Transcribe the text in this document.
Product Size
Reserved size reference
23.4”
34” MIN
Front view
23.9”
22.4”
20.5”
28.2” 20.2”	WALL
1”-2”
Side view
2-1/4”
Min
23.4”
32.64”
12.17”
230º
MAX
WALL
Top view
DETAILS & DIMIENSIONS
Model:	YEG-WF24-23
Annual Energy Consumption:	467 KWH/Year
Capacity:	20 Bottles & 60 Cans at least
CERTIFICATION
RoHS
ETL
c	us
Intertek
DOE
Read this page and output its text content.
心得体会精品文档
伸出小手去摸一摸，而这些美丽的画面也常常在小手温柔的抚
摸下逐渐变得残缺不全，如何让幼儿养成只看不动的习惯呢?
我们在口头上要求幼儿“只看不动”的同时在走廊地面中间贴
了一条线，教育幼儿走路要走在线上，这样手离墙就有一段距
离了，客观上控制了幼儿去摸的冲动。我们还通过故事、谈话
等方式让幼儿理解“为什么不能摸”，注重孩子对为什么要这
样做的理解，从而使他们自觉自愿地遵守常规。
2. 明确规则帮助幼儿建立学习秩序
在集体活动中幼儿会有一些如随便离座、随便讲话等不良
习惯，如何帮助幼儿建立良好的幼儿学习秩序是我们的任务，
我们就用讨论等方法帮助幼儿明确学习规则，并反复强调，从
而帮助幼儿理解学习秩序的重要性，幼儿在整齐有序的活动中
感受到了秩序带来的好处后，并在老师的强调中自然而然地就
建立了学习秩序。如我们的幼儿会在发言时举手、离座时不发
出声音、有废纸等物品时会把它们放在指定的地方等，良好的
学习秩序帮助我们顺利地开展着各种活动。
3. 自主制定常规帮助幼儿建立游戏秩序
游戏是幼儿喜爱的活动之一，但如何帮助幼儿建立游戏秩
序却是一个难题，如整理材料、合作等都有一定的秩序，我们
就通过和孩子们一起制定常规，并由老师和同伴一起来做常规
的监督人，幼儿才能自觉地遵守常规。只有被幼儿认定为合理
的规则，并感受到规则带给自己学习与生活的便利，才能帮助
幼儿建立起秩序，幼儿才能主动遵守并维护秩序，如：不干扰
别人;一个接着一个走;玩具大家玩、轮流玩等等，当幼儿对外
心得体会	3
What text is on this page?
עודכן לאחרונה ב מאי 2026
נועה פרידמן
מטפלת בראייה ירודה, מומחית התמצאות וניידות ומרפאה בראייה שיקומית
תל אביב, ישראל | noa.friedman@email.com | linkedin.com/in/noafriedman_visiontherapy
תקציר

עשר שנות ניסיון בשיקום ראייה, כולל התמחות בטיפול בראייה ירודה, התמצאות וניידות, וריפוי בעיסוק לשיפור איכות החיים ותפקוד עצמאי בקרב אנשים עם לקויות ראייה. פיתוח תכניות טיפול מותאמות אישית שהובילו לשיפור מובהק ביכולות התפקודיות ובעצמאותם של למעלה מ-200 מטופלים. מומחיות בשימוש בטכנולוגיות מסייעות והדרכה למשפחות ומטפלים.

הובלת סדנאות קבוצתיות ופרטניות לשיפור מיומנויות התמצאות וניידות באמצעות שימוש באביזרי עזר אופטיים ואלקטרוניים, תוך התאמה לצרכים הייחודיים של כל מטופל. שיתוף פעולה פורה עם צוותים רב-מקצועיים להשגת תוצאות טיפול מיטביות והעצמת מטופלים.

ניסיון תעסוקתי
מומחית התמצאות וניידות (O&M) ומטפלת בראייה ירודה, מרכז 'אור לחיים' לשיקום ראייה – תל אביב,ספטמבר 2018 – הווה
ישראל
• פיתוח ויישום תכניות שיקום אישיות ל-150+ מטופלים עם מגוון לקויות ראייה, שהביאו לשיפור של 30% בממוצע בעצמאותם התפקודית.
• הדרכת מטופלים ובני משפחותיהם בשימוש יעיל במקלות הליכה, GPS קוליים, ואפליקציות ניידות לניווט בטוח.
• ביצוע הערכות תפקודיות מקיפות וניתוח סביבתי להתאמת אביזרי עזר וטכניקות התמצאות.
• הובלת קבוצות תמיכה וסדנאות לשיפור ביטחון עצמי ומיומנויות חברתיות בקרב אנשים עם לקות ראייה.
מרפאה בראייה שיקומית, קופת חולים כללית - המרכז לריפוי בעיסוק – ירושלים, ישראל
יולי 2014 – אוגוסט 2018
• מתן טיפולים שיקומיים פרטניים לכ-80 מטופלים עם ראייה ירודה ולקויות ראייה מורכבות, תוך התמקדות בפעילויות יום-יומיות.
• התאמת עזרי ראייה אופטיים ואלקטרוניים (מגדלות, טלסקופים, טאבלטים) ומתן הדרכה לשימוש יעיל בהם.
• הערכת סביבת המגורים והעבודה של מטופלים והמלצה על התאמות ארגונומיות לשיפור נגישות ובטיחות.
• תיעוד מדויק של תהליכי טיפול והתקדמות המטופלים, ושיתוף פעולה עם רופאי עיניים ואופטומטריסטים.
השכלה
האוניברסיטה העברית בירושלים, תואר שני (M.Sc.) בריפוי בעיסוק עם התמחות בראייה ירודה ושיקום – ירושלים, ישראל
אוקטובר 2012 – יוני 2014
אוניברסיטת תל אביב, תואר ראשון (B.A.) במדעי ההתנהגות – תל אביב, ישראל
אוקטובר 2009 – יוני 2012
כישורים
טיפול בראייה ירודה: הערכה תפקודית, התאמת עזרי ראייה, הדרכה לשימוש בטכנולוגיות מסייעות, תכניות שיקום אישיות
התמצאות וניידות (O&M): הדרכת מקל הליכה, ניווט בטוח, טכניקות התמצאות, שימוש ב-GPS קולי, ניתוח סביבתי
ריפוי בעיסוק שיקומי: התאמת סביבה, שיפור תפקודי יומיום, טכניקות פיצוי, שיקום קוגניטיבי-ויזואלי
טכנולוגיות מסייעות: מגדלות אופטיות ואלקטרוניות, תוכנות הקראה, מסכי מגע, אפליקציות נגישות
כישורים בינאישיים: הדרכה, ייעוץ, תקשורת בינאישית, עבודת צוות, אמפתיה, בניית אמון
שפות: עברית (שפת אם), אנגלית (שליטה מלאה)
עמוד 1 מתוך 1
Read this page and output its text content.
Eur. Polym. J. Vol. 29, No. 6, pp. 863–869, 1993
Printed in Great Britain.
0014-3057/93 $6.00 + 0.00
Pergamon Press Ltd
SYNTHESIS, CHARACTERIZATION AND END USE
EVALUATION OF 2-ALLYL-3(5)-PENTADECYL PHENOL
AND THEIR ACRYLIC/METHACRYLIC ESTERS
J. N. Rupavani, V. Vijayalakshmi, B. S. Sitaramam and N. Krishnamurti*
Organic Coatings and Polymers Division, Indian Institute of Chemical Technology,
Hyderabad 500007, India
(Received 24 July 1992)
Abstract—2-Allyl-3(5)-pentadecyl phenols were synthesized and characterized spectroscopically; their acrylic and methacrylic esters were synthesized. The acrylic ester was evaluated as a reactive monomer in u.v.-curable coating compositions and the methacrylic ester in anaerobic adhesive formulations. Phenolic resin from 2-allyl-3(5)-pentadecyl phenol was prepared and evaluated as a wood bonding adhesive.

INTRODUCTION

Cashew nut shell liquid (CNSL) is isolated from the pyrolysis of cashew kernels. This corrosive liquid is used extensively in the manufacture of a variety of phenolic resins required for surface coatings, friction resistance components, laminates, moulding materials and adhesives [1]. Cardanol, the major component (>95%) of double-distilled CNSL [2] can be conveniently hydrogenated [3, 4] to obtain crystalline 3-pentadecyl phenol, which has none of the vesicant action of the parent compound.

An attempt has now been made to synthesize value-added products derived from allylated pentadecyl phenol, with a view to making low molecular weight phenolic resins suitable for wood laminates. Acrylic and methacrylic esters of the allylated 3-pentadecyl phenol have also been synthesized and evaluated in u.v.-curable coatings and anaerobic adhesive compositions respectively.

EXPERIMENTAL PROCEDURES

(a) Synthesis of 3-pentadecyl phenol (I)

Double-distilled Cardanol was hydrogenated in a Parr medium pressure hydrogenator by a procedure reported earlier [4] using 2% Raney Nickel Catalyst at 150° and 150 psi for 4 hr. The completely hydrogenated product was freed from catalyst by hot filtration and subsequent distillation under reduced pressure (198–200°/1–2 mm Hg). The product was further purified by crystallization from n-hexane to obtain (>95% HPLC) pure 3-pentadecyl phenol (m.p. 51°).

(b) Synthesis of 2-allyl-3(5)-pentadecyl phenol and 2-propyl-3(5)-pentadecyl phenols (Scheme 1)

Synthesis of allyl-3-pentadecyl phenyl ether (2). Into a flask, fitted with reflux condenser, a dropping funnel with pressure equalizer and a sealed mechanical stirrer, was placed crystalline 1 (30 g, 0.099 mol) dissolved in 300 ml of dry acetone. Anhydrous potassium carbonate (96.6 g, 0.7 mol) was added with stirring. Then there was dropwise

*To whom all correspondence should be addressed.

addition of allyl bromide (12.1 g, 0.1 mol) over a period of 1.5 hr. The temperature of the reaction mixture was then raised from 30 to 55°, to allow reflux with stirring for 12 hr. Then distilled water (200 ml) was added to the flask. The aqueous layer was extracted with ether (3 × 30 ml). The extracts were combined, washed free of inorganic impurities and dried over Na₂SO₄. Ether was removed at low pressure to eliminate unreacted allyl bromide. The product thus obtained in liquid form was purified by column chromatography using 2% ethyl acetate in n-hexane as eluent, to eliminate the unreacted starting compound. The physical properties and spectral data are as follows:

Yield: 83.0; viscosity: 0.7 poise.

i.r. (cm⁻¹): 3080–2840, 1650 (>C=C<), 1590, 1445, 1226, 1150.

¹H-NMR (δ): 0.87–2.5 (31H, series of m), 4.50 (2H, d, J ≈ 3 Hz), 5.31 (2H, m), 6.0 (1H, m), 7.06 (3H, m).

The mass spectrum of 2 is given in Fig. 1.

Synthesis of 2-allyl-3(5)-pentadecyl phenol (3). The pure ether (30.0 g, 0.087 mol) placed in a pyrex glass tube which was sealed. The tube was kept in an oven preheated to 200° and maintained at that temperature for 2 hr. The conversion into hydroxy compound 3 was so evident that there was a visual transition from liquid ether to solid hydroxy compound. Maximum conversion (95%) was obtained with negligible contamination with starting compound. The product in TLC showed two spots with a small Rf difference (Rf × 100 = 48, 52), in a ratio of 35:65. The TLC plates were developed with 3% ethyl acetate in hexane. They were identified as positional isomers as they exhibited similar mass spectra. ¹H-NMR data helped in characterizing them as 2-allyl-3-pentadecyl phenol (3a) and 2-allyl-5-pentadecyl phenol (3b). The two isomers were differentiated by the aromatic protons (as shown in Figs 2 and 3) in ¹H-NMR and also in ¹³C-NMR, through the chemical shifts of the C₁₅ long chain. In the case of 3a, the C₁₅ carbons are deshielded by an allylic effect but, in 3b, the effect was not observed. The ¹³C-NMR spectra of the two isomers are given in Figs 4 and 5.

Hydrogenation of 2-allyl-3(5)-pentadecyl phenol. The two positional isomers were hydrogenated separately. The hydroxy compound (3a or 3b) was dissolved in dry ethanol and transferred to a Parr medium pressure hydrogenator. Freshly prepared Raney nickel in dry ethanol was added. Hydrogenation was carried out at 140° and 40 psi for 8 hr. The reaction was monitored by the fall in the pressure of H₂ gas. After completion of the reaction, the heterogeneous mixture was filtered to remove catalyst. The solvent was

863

● WHAT IS NEEDED
Where a line above holds the string "הליכה", show that line.

● FINAL RESULT
• הדרכת מטופלים ובני משפחותיהם בשימוש יעיל במקלות הליכה, GPS קוליים, ואפליקציות ניידות לניווט בטוח.
התמצאות וניידות (O&M): הדרכת מקל הליכה, ניווט בטוח, טכניקות התמצאות, שימוש ב-GPS קולי, ניתוח סביבתי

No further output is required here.